- **WORK TO COMPLETE**: Find all lines in the records that include the word "Selezionare", and copy them out.
== SOURCE MATERIAL ==
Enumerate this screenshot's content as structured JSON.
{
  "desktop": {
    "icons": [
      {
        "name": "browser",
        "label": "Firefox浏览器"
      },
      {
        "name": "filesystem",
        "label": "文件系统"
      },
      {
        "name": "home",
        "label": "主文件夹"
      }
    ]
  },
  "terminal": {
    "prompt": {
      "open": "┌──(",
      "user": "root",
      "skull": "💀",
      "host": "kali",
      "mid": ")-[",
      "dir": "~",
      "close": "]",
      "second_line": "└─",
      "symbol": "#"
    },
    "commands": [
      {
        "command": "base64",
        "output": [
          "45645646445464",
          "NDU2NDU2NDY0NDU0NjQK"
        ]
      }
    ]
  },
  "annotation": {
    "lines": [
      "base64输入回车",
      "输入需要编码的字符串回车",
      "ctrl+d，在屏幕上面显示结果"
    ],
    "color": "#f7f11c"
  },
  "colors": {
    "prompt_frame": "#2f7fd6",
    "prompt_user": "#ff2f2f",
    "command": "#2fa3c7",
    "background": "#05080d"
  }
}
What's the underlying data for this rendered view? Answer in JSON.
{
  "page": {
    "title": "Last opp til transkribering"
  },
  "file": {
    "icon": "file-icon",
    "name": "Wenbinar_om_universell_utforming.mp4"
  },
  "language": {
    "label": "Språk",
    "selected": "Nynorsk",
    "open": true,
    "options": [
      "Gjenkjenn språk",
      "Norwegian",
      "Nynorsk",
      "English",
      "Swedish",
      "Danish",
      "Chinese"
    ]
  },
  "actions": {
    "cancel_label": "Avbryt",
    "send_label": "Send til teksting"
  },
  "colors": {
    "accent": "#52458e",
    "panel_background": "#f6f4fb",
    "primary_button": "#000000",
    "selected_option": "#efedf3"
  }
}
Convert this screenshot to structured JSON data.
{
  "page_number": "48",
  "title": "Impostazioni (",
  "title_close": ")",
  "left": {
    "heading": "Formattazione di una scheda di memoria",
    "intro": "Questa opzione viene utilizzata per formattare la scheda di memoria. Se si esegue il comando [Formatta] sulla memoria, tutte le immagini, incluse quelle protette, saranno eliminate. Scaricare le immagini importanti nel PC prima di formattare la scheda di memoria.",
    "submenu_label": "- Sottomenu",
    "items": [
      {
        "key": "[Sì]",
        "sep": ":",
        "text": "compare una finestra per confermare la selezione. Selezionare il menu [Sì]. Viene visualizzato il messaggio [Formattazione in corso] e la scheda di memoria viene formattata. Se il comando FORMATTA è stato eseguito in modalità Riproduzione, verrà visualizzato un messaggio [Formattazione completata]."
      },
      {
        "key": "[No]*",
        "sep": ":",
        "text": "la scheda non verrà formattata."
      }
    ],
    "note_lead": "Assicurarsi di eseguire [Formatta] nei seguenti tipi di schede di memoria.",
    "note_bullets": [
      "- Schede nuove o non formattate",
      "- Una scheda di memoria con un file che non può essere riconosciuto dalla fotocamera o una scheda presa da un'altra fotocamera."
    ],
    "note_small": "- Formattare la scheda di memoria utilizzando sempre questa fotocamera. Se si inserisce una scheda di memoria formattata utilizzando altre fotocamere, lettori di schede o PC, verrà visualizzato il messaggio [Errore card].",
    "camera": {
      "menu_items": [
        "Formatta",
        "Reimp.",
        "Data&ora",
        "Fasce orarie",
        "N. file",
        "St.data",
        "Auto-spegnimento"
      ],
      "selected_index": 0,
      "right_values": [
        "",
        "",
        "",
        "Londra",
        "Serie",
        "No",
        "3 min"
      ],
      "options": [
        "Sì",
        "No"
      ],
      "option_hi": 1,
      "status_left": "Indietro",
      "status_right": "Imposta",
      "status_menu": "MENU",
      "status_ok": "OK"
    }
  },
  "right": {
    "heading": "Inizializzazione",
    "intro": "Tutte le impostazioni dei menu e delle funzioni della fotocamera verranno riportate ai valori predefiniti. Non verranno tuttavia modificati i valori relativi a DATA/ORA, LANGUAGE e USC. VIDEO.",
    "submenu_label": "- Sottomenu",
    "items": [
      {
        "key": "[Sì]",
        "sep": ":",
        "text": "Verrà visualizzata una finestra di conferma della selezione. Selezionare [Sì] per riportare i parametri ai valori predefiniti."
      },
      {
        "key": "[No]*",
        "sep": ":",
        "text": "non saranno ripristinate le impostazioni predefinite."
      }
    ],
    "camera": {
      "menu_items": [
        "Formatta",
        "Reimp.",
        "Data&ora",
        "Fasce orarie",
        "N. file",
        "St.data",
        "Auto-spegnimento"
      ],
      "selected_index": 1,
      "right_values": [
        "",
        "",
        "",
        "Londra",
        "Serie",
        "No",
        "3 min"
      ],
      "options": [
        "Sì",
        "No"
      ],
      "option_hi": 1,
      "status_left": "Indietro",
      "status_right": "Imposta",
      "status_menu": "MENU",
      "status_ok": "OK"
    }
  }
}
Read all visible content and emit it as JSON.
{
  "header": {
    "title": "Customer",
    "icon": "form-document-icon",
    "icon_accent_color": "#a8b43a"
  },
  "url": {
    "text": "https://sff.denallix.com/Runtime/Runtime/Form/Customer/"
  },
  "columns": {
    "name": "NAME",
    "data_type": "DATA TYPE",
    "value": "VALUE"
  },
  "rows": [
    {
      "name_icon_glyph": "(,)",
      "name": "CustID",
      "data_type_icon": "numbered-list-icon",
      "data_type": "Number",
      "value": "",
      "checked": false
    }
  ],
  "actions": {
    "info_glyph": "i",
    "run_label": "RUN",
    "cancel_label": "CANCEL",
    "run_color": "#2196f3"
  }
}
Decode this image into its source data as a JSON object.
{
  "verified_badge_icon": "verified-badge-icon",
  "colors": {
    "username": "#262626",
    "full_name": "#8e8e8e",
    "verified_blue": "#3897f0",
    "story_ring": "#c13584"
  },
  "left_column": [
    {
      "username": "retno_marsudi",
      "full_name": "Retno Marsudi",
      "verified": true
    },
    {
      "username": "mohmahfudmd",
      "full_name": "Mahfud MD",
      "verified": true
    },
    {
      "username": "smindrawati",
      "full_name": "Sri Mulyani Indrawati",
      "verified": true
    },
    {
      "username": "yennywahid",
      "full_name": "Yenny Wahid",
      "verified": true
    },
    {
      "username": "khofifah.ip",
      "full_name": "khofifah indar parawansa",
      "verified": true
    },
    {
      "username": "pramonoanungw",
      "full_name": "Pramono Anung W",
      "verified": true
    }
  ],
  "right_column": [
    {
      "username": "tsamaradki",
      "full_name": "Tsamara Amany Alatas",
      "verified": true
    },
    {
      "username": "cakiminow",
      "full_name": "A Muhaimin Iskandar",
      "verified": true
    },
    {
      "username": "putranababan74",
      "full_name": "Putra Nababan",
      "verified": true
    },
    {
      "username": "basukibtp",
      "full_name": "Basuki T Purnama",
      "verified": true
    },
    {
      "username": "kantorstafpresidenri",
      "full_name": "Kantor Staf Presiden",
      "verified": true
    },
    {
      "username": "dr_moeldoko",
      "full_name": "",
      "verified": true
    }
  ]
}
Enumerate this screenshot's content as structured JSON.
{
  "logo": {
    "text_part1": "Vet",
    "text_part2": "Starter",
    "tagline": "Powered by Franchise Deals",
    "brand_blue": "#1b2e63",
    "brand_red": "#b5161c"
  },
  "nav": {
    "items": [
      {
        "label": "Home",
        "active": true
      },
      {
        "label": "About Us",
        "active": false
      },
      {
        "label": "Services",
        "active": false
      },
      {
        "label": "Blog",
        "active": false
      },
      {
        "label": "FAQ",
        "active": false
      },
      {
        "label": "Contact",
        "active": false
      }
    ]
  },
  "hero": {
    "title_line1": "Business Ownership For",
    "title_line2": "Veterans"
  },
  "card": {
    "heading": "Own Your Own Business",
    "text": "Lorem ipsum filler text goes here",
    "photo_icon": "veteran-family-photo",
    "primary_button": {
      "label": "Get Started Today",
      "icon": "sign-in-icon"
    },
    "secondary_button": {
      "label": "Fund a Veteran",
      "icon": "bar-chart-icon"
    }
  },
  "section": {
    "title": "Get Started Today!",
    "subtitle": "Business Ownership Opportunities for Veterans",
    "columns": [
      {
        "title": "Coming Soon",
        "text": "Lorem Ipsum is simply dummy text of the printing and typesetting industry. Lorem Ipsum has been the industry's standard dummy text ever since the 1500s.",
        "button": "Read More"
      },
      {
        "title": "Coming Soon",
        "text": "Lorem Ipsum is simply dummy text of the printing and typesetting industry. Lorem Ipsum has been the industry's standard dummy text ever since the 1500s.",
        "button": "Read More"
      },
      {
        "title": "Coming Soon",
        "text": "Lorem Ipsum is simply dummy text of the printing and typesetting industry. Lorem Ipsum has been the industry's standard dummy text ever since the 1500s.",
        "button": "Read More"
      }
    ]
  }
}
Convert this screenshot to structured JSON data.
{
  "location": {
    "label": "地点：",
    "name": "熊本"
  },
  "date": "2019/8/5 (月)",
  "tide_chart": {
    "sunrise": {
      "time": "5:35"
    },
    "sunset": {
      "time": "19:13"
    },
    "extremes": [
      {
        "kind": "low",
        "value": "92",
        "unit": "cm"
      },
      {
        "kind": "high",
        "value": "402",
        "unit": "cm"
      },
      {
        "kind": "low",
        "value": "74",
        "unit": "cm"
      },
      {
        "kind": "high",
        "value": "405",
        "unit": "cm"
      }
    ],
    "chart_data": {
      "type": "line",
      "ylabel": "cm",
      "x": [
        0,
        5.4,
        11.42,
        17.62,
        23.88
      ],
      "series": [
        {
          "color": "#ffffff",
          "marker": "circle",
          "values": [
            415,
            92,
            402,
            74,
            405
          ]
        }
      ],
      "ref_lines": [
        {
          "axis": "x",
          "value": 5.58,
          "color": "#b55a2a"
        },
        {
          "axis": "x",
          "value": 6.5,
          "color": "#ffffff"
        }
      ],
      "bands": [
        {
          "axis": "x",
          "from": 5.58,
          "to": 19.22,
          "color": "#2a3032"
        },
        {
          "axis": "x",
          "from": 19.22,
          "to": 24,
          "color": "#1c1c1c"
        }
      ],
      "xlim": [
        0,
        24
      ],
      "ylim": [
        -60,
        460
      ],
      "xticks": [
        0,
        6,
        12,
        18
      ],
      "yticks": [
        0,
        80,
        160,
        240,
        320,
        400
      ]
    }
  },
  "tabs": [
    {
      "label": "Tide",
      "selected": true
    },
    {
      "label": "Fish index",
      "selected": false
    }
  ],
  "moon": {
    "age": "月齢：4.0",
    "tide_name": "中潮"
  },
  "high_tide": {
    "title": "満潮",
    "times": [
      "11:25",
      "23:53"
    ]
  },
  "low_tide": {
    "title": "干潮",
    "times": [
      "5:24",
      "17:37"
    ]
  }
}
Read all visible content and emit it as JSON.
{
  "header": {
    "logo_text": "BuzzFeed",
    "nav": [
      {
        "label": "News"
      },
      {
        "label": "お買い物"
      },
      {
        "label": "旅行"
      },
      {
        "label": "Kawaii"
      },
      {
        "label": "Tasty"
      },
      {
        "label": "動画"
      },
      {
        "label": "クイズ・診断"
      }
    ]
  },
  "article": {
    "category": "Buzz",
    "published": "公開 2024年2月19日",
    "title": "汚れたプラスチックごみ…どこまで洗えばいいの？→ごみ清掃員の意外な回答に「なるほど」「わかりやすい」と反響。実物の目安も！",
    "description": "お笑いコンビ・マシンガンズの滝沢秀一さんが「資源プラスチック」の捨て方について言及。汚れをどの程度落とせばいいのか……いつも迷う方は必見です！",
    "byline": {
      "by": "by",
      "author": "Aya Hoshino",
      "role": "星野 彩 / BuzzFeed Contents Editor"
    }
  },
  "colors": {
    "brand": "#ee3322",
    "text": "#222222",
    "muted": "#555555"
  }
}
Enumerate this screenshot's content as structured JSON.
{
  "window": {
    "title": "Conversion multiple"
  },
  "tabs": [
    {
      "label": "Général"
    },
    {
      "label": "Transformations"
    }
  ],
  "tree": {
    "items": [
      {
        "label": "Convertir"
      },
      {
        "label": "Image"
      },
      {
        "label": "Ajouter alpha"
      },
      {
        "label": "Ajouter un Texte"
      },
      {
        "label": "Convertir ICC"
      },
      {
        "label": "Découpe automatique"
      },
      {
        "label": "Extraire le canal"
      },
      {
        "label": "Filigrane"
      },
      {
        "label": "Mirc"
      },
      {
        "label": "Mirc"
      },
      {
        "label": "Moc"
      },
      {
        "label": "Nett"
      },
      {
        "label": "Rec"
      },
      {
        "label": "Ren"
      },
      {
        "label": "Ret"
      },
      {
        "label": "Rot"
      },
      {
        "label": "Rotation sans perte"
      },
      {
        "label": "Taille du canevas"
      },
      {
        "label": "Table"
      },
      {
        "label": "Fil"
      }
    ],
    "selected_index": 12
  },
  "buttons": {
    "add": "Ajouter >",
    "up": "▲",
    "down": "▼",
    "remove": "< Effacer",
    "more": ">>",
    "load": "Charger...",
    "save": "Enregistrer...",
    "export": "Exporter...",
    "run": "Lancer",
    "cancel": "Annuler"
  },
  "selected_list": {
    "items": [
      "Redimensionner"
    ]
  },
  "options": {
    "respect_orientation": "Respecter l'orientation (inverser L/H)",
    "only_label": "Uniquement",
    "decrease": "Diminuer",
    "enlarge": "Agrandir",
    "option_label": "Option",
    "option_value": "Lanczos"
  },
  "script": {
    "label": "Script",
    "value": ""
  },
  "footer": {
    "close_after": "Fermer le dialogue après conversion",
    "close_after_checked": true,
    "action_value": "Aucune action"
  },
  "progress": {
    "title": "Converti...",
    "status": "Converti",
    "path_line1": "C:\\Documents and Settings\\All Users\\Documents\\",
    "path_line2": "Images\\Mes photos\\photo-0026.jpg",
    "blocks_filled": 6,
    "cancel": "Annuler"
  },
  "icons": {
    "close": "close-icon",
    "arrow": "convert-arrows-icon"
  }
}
===
- **PROBLEM SOLUTION**:
        "text": "compare una finestra per confermare la selezione. Selezionare il menu [Sì]. Viene visualizzato il messaggio [Formattazione in corso] e la scheda di memoria viene formattata. Se il comando FORMATTA è stato eseguito in modalità Riproduzione, verrà visualizzato un messaggio [Formattazione completata]."
        "text": "Verrà visualizzata una finestra di conferma della selezione. Selezionare [Sì] per riportare i parametri ai valori predefiniti."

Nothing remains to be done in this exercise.